[Extracted material]

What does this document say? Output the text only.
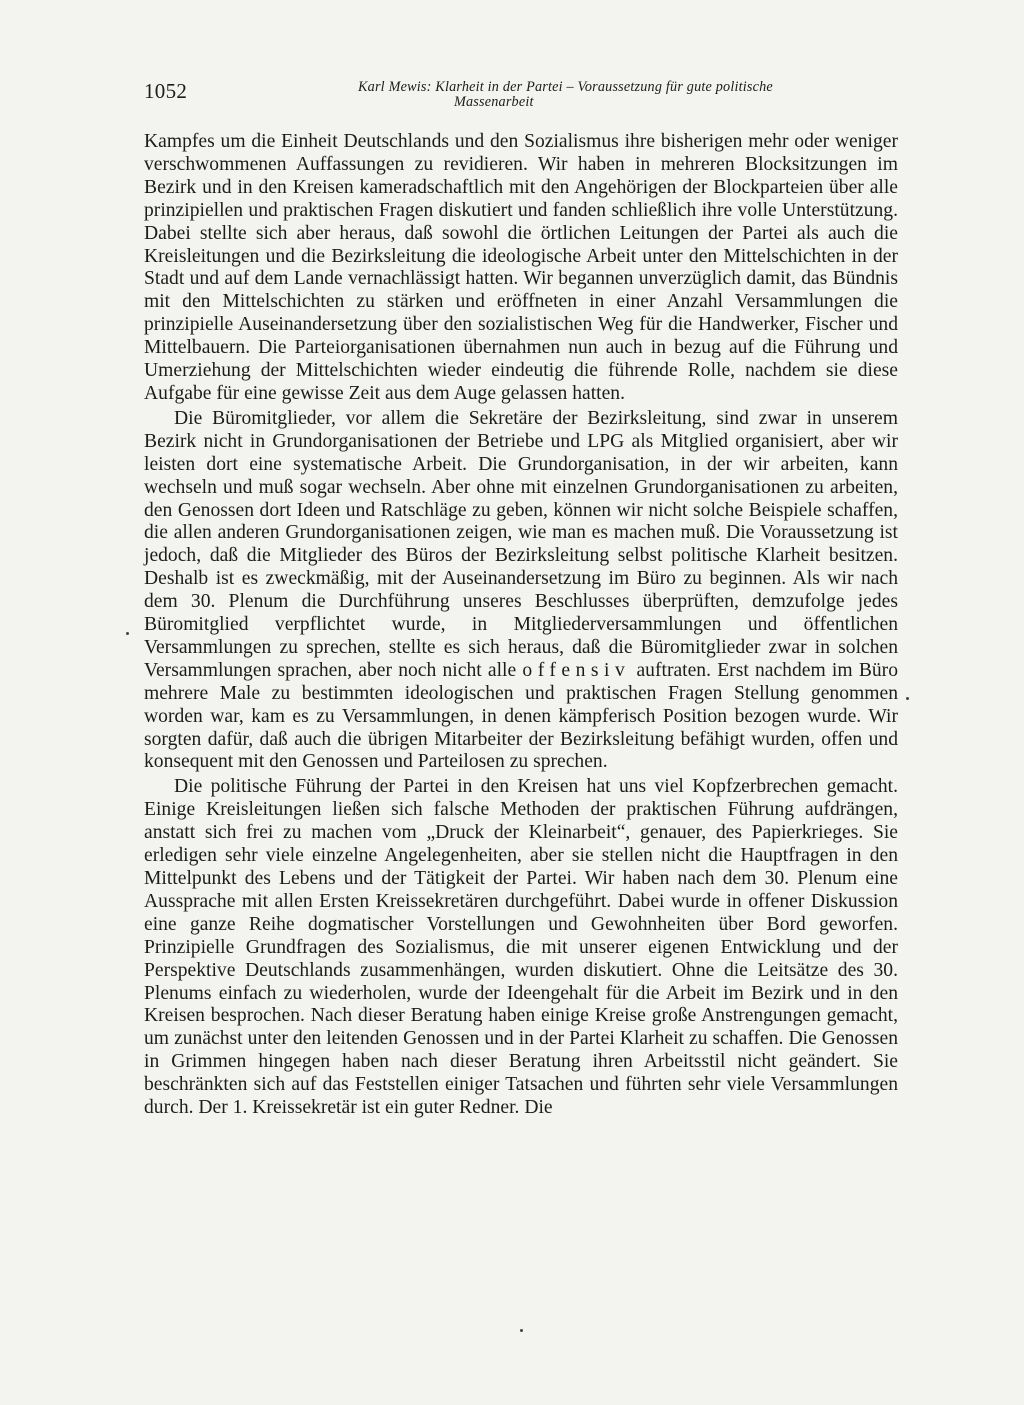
1052	Karl Mewis: Klarheit in der Partei – Voraussetzung für gute politische
Massenarbeit

Kampfes um die Einheit Deutschlands und den Sozialismus ihre bisherigen mehr oder weniger verschwommenen Auffassungen zu revidieren. Wir haben in mehreren Blocksitzungen im Bezirk und in den Kreisen kameradschaftlich mit den Angehörigen der Blockparteien über alle prinzipiellen und praktischen Fragen diskutiert und fanden schließlich ihre volle Unterstützung. Dabei stellte sich aber heraus, daß sowohl die örtlichen Leitungen der Partei als auch die Kreisleitungen und die Bezirksleitung die ideologische Arbeit unter den Mittelschichten in der Stadt und auf dem Lande vernachlässigt hatten. Wir begannen unverzüglich damit, das Bündnis mit den Mittelschichten zu stärken und eröffneten in einer Anzahl Versammlungen die prinzipielle Auseinandersetzung über den sozialistischen Weg für die Handwerker, Fischer und Mittelbauern. Die Parteiorganisationen übernahmen nun auch in bezug auf die Führung und Umerziehung der Mittelschichten wieder eindeutig die führende Rolle, nachdem sie diese Aufgabe für eine gewisse Zeit aus dem Auge gelassen hatten.

Die Büromitglieder, vor allem die Sekretäre der Bezirksleitung, sind zwar in unserem Bezirk nicht in Grundorganisationen der Betriebe und LPG als Mitglied organisiert, aber wir leisten dort eine systematische Arbeit. Die Grundorganisation, in der wir arbeiten, kann wechseln und muß sogar wechseln. Aber ohne mit einzelnen Grundorganisationen zu arbeiten, den Genossen dort Ideen und Ratschläge zu geben, können wir nicht solche Beispiele schaffen, die allen anderen Grundorganisationen zeigen, wie man es machen muß. Die Voraussetzung ist jedoch, daß die Mitglieder des Büros der Bezirksleitung selbst politische Klarheit besitzen. Deshalb ist es zweckmäßig, mit der Auseinandersetzung im Büro zu beginnen. Als wir nach dem 30. Plenum die Durchführung unseres Beschlusses überprüften, demzufolge jedes Büromitglied verpflichtet wurde, in Mitgliederversammlungen und öffentlichen Versammlungen zu sprechen, stellte es sich heraus, daß die Büromitglieder zwar in solchen Versammlungen sprachen, aber noch nicht alle offensiv auftraten. Erst nachdem im Büro mehrere Male zu bestimmten ideologischen und praktischen Fragen Stellung genommen worden war, kam es zu Versammlungen, in denen kämpferisch Position bezogen wurde. Wir sorgten dafür, daß auch die übrigen Mitarbeiter der Bezirksleitung befähigt wurden, offen und konsequent mit den Genossen und Parteilosen zu sprechen.

Die politische Führung der Partei in den Kreisen hat uns viel Kopfzerbrechen gemacht. Einige Kreisleitungen ließen sich falsche Methoden der praktischen Führung aufdrängen, anstatt sich frei zu machen vom „Druck der Kleinarbeit“, genauer, des Papierkrieges. Sie erledigen sehr viele einzelne Angelegenheiten, aber sie stellen nicht die Hauptfragen in den Mittelpunkt des Lebens und der Tätigkeit der Partei. Wir haben nach dem 30. Plenum eine Aussprache mit allen Ersten Kreissekretären durchgeführt. Dabei wurde in offener Diskussion eine ganze Reihe dogmatischer Vorstellungen und Gewohnheiten über Bord geworfen. Prinzipielle Grundfragen des Sozialismus, die mit unserer eigenen Entwicklung und der Perspektive Deutschlands zusammenhängen, wurden diskutiert. Ohne die Leitsätze des 30. Plenums einfach zu wiederholen, wurde der Ideengehalt für die Arbeit im Bezirk und in den Kreisen besprochen. Nach dieser Beratung haben einige Kreise große Anstrengungen gemacht, um zunächst unter den leitenden Genossen und in der Partei Klarheit zu schaffen. Die Genossen in Grimmen hingegen haben nach dieser Beratung ihren Arbeitsstil nicht geändert. Sie beschränkten sich auf das Feststellen einiger Tatsachen und führten sehr viele Versammlungen durch. Der 1. Kreissekretär ist ein guter Redner. Die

[/Extracted material]

In your copy, include no pictures; print every line above exactly.

Exercise answer —
What does this document say? Output the text only.
1052	Karl Mewis: Klarheit in der Partei – Voraussetzung für gute politische
Massenarbeit

Kampfes um die Einheit Deutschlands und den Sozialismus ihre bisherigen mehr oder weniger verschwommenen Auffassungen zu revidieren. Wir haben in mehreren Blocksitzungen im Bezirk und in den Kreisen kameradschaftlich mit den Angehörigen der Blockparteien über alle prinzipiellen und praktischen Fragen diskutiert und fanden schließlich ihre volle Unterstützung. Dabei stellte sich aber heraus, daß sowohl die örtlichen Leitungen der Partei als auch die Kreisleitungen und die Bezirksleitung die ideologische Arbeit unter den Mittelschichten in der Stadt und auf dem Lande vernachlässigt hatten. Wir begannen unverzüglich damit, das Bündnis mit den Mittelschichten zu stärken und eröffneten in einer Anzahl Versammlungen die prinzipielle Auseinandersetzung über den sozialistischen Weg für die Handwerker, Fischer und Mittelbauern. Die Parteiorganisationen übernahmen nun auch in bezug auf die Führung und Umerziehung der Mittelschichten wieder eindeutig die führende Rolle, nachdem sie diese Aufgabe für eine gewisse Zeit aus dem Auge gelassen hatten.

Die Büromitglieder, vor allem die Sekretäre der Bezirksleitung, sind zwar in unserem Bezirk nicht in Grundorganisationen der Betriebe und LPG als Mitglied organisiert, aber wir leisten dort eine systematische Arbeit. Die Grundorganisation, in der wir arbeiten, kann wechseln und muß sogar wechseln. Aber ohne mit einzelnen Grundorganisationen zu arbeiten, den Genossen dort Ideen und Ratschläge zu geben, können wir nicht solche Beispiele schaffen, die allen anderen Grundorganisationen zeigen, wie man es machen muß. Die Voraussetzung ist jedoch, daß die Mitglieder des Büros der Bezirksleitung selbst politische Klarheit besitzen. Deshalb ist es zweckmäßig, mit der Auseinandersetzung im Büro zu beginnen. Als wir nach dem 30. Plenum die Durchführung unseres Beschlusses überprüften, demzufolge jedes Büromitglied verpflichtet wurde, in Mitgliederversammlungen und öffentlichen Versammlungen zu sprechen, stellte es sich heraus, daß die Büromitglieder zwar in solchen Versammlungen sprachen, aber noch nicht alle offensiv auftraten. Erst nachdem im Büro mehrere Male zu bestimmten ideologischen und praktischen Fragen Stellung genommen worden war, kam es zu Versammlungen, in denen kämpferisch Position bezogen wurde. Wir sorgten dafür, daß auch die übrigen Mitarbeiter der Bezirksleitung befähigt wurden, offen und konsequent mit den Genossen und Parteilosen zu sprechen.

Die politische Führung der Partei in den Kreisen hat uns viel Kopfzerbrechen gemacht. Einige Kreisleitungen ließen sich falsche Methoden der praktischen Führung aufdrängen, anstatt sich frei zu machen vom „Druck der Kleinarbeit“, genauer, des Papierkrieges. Sie erledigen sehr viele einzelne Angelegenheiten, aber sie stellen nicht die Hauptfragen in den Mittelpunkt des Lebens und der Tätigkeit der Partei. Wir haben nach dem 30. Plenum eine Aussprache mit allen Ersten Kreissekretären durchgeführt. Dabei wurde in offener Diskussion eine ganze Reihe dogmatischer Vorstellungen und Gewohnheiten über Bord geworfen. Prinzipielle Grundfragen des Sozialismus, die mit unserer eigenen Entwicklung und der Perspektive Deutschlands zusammenhängen, wurden diskutiert. Ohne die Leitsätze des 30. Plenums einfach zu wiederholen, wurde der Ideengehalt für die Arbeit im Bezirk und in den Kreisen besprochen. Nach dieser Beratung haben einige Kreise große Anstrengungen gemacht, um zunächst unter den leitenden Genossen und in der Partei Klarheit zu schaffen. Die Genossen in Grimmen hingegen haben nach dieser Beratung ihren Arbeitsstil nicht geändert. Sie beschränkten sich auf das Feststellen einiger Tatsachen und führten sehr viele Versammlungen durch. Der 1. Kreissekretär ist ein guter Redner. Die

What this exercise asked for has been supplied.